>> begin Listed entries

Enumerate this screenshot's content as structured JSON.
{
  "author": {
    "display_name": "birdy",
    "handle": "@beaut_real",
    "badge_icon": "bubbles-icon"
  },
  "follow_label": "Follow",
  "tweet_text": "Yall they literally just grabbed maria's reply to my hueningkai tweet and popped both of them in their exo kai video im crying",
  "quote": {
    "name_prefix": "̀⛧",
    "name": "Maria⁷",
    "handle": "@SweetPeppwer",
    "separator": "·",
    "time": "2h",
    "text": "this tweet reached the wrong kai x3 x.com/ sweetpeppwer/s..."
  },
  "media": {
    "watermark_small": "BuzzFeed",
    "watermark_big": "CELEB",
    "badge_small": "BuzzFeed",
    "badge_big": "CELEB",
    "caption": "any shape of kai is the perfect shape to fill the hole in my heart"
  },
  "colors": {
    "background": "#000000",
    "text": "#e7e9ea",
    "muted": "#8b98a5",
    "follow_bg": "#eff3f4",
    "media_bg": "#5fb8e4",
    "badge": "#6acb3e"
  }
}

>> end Listed entries

Where a line of the data holds "CELEB", show that line.

* _Reply_
    "watermark_big": "CELEB",
    "badge_big": "CELEB",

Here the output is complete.